GIVEN RECORDS:
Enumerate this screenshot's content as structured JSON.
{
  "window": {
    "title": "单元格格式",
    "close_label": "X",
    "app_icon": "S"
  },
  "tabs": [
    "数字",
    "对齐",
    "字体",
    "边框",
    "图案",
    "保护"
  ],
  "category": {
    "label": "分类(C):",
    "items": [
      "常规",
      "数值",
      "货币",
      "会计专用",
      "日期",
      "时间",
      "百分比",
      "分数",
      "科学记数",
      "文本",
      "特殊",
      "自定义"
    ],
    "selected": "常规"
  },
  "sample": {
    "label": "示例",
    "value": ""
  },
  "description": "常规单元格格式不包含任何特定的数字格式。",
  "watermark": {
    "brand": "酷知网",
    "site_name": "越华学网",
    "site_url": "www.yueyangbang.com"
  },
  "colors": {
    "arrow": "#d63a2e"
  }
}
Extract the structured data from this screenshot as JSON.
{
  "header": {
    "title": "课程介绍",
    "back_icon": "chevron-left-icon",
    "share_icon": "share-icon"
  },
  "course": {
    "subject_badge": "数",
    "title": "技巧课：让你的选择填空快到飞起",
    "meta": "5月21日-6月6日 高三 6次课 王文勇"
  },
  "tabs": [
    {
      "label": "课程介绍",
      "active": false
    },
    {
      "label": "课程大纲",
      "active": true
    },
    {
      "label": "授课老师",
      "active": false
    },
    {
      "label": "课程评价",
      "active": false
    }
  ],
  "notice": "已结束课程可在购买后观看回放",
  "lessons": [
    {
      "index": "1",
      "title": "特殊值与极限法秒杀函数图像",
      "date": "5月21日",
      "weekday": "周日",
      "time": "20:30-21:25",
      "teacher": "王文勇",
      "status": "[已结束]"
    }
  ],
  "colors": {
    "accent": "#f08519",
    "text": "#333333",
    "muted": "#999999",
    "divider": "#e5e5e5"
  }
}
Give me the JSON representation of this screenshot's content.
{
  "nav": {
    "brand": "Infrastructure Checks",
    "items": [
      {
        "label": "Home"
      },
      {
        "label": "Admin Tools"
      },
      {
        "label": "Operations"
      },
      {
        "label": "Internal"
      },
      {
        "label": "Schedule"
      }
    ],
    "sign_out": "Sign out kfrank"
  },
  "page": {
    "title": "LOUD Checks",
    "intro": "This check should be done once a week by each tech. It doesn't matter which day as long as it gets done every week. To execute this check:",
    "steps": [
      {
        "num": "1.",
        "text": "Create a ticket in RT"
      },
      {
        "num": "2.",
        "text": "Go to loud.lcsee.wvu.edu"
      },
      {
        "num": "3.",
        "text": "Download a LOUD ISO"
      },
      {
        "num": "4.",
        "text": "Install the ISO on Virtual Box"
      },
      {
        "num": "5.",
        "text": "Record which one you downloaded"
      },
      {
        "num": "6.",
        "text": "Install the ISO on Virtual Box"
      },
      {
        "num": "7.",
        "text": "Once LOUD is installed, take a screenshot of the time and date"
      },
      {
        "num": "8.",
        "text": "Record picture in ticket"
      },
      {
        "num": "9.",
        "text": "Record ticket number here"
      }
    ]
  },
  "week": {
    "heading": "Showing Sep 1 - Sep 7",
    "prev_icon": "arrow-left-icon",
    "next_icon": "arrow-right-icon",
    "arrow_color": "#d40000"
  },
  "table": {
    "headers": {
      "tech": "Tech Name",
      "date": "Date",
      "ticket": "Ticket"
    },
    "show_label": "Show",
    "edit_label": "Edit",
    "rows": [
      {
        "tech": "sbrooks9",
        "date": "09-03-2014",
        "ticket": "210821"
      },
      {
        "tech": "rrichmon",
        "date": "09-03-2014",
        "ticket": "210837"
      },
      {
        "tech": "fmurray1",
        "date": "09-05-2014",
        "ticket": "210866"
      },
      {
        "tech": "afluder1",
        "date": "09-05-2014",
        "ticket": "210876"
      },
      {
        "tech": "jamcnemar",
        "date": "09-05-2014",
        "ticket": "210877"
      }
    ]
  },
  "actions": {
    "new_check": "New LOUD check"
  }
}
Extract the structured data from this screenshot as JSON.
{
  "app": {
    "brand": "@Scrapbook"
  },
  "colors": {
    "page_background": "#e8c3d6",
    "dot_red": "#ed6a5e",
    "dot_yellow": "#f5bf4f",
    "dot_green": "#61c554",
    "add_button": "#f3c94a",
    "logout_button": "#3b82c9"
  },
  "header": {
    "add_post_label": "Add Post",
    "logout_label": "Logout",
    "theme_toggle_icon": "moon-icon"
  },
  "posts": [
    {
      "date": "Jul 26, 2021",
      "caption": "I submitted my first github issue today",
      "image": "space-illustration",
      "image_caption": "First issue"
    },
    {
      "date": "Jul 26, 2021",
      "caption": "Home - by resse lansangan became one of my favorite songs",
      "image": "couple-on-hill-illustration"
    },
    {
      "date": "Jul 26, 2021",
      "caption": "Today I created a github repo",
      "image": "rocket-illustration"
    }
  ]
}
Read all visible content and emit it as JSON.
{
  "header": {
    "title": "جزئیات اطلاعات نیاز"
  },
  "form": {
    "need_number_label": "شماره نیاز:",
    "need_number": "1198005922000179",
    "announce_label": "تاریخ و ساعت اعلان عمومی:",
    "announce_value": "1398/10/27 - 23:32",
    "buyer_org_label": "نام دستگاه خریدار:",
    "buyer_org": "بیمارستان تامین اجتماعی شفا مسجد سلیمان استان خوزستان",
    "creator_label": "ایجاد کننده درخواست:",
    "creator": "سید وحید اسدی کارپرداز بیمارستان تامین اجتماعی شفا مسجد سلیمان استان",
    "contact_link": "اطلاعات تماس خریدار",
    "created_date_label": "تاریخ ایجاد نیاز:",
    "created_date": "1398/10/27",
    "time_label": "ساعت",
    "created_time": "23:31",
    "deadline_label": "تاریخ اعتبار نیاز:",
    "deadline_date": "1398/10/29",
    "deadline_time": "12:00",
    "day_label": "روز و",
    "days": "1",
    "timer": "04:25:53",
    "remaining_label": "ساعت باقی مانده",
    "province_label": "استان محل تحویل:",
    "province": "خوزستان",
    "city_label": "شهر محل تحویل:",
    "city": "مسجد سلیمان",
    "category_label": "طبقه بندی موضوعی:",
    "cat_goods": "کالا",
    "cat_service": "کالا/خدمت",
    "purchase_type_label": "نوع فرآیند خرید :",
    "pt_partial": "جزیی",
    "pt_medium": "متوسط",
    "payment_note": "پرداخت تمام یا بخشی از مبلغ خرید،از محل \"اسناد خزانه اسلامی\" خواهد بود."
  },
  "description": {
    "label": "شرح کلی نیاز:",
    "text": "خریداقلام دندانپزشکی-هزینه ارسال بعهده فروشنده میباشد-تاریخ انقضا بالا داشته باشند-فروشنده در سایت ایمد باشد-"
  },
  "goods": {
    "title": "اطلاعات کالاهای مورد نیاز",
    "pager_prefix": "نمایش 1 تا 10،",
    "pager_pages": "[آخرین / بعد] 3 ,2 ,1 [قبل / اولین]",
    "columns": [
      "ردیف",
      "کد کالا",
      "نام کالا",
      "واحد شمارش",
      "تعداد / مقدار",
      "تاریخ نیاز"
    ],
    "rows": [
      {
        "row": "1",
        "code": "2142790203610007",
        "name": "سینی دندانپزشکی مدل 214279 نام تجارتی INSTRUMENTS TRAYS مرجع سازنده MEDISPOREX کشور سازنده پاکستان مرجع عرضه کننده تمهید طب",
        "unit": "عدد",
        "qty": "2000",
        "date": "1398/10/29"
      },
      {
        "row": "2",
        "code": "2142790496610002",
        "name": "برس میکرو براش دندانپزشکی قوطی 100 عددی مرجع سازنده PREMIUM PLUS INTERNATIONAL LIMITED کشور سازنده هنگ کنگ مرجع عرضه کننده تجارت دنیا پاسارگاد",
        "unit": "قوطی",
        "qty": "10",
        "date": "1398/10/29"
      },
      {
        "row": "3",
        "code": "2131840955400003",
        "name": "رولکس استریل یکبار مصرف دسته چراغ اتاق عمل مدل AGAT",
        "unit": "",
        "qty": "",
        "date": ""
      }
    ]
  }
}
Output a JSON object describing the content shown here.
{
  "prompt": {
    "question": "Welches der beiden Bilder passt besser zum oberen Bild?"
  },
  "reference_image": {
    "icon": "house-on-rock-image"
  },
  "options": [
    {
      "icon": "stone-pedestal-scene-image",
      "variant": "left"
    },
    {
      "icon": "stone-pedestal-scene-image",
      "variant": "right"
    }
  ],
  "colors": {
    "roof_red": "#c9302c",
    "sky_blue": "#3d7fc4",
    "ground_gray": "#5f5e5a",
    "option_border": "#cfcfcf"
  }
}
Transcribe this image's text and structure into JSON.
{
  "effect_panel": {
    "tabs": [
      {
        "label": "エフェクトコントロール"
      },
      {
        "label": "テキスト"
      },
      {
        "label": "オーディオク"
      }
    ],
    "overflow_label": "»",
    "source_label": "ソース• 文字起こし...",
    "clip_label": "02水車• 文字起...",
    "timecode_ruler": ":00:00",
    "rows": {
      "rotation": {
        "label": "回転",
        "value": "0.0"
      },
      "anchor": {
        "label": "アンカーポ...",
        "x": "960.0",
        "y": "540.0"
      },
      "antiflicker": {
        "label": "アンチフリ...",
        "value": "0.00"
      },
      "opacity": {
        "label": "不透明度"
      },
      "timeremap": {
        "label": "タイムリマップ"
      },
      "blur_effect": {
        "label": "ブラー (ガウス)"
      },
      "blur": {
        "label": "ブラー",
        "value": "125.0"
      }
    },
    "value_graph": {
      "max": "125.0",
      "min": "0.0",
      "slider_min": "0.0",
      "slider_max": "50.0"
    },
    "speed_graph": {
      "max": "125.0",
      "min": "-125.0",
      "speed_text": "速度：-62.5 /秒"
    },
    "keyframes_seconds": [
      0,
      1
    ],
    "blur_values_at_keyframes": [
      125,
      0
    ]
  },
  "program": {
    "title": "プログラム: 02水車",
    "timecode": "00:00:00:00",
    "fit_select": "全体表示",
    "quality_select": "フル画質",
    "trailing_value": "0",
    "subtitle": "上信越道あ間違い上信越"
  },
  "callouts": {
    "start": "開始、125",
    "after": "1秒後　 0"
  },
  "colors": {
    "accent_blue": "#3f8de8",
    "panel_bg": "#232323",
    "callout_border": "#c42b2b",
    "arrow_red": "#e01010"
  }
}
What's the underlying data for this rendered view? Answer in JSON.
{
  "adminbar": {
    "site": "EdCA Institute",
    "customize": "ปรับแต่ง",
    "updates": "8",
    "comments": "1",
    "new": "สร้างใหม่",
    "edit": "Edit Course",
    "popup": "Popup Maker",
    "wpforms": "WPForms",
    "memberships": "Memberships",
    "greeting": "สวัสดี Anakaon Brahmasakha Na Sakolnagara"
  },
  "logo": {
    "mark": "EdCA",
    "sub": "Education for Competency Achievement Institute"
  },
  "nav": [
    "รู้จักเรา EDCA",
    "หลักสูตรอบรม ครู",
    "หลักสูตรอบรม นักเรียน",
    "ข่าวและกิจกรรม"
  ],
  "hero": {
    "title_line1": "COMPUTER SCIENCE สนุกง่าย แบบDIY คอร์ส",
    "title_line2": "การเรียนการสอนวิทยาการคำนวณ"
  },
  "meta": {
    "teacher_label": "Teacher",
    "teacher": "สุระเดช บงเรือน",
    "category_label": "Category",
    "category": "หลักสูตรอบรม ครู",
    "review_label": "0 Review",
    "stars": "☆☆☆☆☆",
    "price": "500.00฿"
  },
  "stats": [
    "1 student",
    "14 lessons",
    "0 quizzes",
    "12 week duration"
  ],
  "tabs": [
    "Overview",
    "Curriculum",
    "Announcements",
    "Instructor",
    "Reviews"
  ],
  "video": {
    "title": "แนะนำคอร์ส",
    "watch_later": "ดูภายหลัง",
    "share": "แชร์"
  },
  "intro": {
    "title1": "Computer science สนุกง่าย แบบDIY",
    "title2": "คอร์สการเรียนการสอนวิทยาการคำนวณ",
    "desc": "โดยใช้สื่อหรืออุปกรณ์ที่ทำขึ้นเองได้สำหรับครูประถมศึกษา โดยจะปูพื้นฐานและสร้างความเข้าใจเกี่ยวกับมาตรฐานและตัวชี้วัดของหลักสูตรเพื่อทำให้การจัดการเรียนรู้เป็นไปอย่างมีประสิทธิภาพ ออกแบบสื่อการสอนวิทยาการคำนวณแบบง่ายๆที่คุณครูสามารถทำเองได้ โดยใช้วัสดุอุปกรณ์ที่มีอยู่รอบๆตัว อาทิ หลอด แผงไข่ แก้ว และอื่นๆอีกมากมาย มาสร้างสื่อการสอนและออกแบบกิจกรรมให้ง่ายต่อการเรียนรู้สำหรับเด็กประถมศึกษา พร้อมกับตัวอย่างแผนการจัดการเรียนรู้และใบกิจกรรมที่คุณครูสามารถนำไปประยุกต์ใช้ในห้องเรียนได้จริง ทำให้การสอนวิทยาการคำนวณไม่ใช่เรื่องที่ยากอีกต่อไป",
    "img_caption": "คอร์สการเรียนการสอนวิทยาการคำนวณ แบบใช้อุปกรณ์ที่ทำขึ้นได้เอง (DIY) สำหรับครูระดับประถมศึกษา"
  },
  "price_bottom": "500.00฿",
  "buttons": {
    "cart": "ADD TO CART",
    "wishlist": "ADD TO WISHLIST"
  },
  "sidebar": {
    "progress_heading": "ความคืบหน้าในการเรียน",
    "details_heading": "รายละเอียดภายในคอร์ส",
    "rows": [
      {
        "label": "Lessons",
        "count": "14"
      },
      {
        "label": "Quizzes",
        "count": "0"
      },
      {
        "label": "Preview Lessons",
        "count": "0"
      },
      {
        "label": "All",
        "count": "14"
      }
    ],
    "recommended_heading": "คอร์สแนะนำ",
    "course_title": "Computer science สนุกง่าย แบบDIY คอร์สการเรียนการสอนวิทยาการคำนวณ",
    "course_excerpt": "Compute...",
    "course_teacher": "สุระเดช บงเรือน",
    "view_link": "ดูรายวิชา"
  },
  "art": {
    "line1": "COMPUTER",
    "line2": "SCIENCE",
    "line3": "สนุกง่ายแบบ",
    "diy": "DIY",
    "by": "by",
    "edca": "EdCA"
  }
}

TASK TO COMPLETE: Using the listing above, locate the lines that hold "tech" and copy each one.

RESULT:
    "intro": "This check should be done once a week by each tech. It doesn't matter which day as long as it gets done every week. To execute this check:",
      "tech": "Tech Name",
        "tech": "sbrooks9",
        "tech": "rrichmon",
        "tech": "fmurray1",
        "tech": "afluder1",
        "tech": "jamcnemar",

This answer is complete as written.